--- BEGIN INPUT DATA ---

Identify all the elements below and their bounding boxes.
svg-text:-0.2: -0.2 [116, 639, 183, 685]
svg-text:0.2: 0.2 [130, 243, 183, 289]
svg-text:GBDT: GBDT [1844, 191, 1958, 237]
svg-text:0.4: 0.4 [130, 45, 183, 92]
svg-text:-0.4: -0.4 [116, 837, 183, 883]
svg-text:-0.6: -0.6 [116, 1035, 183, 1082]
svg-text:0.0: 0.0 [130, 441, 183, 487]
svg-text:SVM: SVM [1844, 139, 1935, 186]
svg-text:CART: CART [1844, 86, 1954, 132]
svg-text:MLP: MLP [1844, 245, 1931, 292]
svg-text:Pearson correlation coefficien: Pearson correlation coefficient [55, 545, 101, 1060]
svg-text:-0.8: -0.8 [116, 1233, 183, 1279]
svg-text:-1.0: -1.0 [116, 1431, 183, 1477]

--- END INPUT DATA ---

▶ **TASK BRIEF**: Can you copy out all of the records above line for line, with no changes?

▶ **WRITTEN RESPONSE**:
Identify all the elements below and their bounding boxes.
svg-text:-0.2: -0.2 [116, 639, 183, 685]
svg-text:0.2: 0.2 [130, 243, 183, 289]
svg-text:GBDT: GBDT [1844, 191, 1958, 237]
svg-text:0.4: 0.4 [130, 45, 183, 92]
svg-text:-0.4: -0.4 [116, 837, 183, 883]
svg-text:-0.6: -0.6 [116, 1035, 183, 1082]
svg-text:0.0: 0.0 [130, 441, 183, 487]
svg-text:SVM: SVM [1844, 139, 1935, 186]
svg-text:CART: CART [1844, 86, 1954, 132]
svg-text:MLP: MLP [1844, 245, 1931, 292]
svg-text:Pearson correlation coefficien: Pearson correlation coefficient [55, 545, 101, 1060]
svg-text:-0.8: -0.8 [116, 1233, 183, 1279]
svg-text:-1.0: -1.0 [116, 1431, 183, 1477]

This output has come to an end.